◆ DESCRIPTION OF THE TASK:
Work through the entries below and report how many lines include "image". The number alone is the answer.

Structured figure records
----

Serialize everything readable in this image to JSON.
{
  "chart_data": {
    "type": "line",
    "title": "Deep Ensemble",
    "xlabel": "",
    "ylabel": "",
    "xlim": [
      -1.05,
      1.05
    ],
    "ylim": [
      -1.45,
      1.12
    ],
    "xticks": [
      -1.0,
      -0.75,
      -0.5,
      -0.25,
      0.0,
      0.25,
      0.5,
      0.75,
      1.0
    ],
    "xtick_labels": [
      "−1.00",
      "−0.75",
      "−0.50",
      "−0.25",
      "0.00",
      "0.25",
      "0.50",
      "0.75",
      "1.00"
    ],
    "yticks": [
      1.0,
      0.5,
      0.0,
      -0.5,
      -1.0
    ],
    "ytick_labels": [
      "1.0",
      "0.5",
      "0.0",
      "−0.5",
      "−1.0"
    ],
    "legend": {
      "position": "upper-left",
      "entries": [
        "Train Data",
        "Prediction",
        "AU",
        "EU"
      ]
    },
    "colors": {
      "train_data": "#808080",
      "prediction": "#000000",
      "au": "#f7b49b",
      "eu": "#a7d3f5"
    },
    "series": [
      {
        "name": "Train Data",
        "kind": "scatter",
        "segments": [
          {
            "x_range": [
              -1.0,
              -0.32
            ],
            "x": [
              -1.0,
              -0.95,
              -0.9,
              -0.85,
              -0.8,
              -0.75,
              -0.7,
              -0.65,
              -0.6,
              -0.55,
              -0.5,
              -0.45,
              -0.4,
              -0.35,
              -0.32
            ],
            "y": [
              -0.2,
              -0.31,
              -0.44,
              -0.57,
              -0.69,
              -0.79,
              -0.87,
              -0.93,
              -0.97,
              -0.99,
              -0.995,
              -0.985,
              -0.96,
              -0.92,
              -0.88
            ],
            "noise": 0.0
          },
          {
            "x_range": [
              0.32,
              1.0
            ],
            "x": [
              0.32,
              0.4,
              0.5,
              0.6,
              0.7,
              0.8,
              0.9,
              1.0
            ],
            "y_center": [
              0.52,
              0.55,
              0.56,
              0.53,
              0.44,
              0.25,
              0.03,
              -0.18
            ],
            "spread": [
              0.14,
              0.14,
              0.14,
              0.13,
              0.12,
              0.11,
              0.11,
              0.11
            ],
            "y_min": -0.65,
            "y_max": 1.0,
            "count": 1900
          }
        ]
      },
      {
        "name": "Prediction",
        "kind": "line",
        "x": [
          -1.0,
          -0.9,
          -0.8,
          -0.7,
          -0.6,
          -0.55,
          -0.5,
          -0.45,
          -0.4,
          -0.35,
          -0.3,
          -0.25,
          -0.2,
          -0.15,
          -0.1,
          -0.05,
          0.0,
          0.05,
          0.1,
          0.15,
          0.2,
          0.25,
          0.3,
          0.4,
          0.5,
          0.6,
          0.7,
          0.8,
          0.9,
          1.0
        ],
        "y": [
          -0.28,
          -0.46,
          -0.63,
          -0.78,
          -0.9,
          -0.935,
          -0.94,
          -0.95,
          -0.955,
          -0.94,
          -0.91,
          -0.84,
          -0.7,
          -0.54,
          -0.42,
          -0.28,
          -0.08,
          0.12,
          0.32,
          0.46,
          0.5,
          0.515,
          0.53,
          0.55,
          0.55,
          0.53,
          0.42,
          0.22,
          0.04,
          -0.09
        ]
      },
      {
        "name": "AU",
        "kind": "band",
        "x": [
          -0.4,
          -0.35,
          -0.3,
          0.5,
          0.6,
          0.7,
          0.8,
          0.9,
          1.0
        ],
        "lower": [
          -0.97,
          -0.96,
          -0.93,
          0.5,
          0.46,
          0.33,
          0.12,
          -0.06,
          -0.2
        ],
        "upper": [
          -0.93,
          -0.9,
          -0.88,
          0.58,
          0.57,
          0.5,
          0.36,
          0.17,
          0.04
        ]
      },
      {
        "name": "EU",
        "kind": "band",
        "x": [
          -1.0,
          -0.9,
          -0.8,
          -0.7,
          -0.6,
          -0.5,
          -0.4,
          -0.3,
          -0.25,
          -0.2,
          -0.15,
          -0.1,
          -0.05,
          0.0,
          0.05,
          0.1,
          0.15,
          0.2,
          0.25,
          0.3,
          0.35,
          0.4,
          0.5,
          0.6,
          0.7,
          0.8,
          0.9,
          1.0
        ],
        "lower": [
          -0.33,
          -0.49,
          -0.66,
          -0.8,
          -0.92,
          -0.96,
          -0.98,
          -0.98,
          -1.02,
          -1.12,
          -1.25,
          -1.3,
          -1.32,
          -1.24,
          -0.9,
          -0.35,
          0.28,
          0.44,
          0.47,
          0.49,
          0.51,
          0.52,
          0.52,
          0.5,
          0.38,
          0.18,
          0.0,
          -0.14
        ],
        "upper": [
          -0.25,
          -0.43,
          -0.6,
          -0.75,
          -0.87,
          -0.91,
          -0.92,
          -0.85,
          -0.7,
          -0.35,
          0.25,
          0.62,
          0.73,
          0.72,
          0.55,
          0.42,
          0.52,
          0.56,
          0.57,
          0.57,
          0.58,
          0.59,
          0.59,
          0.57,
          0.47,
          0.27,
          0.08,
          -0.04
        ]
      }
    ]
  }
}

----

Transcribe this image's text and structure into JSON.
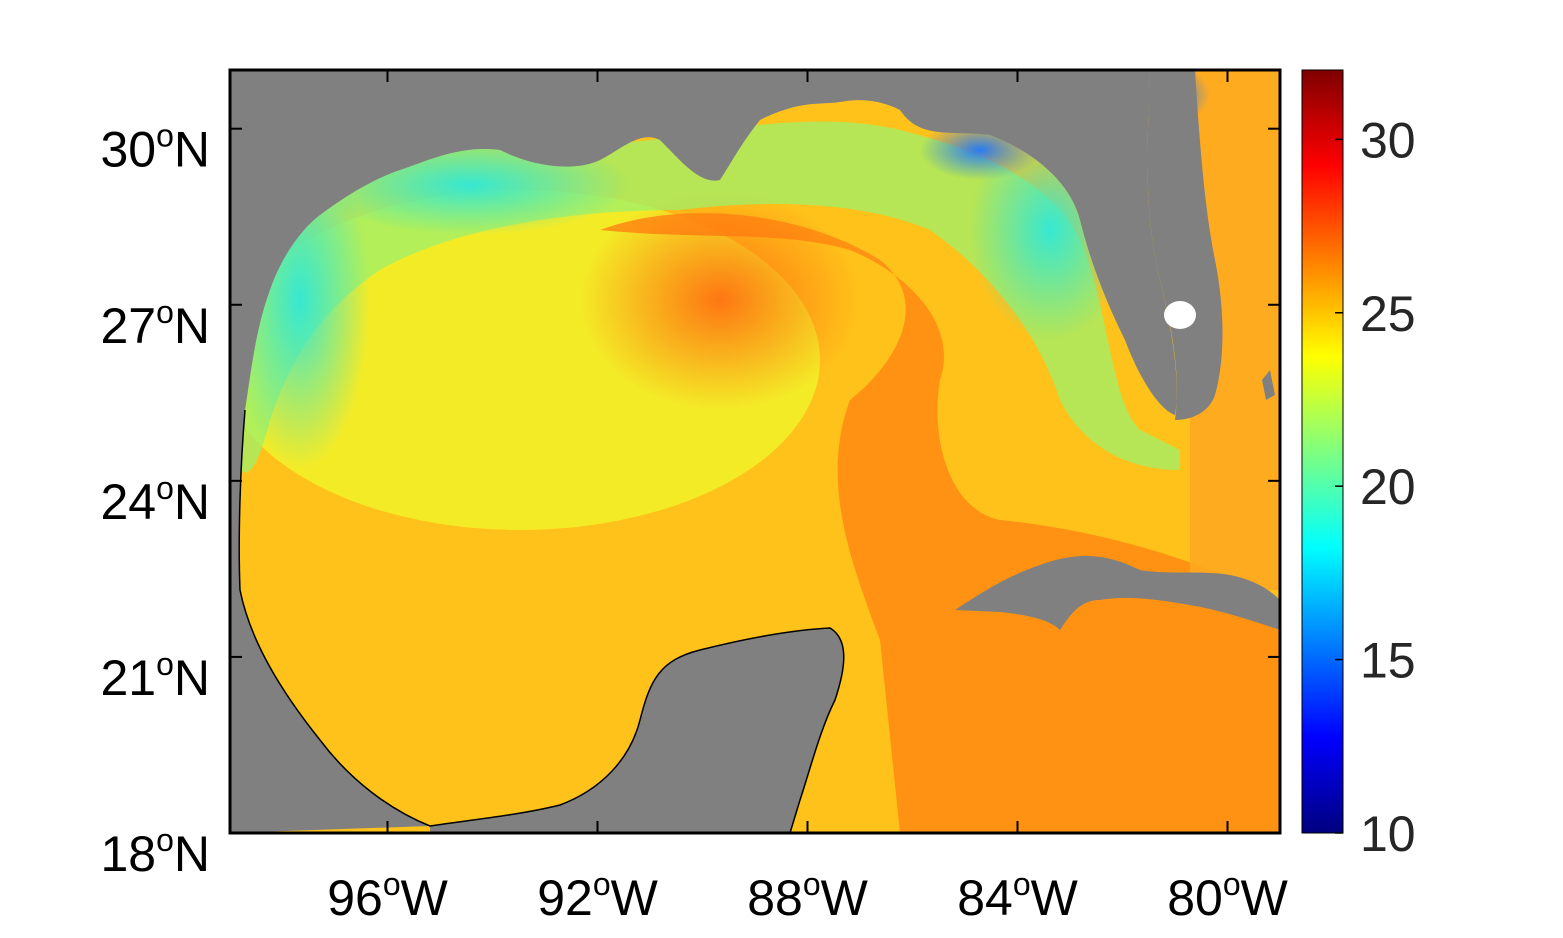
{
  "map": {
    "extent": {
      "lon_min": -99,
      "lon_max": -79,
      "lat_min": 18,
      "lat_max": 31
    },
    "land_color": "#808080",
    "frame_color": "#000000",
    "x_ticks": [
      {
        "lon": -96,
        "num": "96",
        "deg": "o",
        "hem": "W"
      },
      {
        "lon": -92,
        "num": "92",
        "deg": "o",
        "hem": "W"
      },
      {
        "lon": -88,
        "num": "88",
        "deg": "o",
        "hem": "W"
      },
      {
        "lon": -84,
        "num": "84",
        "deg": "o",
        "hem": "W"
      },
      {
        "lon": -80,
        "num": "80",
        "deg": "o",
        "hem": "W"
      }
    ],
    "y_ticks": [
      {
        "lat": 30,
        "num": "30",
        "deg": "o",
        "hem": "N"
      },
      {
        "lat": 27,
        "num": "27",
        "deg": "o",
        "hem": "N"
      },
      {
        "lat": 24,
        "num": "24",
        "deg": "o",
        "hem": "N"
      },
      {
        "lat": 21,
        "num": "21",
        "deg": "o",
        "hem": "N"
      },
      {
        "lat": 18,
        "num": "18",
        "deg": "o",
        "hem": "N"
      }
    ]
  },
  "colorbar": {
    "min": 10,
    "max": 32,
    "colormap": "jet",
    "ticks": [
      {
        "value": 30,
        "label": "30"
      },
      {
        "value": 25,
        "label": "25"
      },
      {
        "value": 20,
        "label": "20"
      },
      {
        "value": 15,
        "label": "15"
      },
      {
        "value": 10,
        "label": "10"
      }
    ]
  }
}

----

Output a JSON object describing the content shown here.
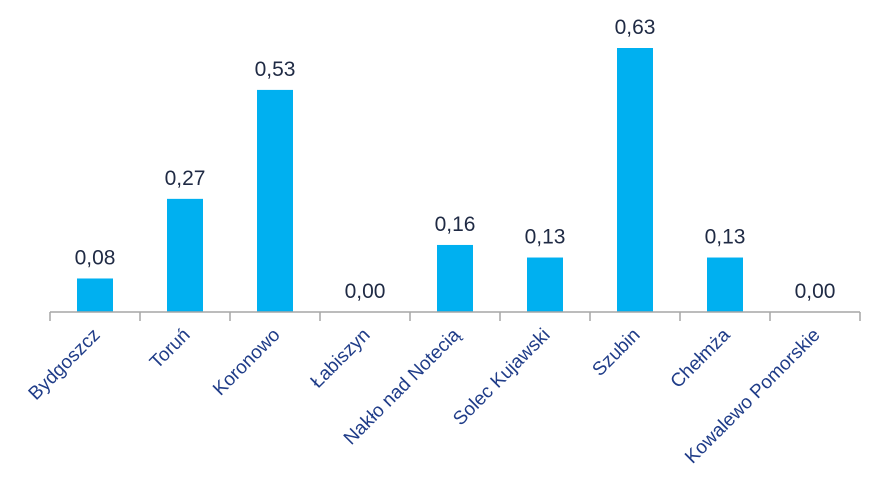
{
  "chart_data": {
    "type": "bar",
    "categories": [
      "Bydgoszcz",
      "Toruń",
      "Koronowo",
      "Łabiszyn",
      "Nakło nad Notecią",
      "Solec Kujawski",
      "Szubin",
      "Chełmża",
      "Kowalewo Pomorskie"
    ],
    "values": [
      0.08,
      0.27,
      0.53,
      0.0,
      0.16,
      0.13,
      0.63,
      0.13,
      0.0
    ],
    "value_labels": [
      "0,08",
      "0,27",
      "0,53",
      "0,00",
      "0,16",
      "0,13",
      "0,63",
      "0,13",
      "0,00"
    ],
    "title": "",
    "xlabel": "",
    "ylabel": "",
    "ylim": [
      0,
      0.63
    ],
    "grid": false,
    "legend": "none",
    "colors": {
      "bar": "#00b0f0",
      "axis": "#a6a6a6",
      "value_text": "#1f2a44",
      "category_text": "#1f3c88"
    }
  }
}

----

◆ FINAL RESULT:
2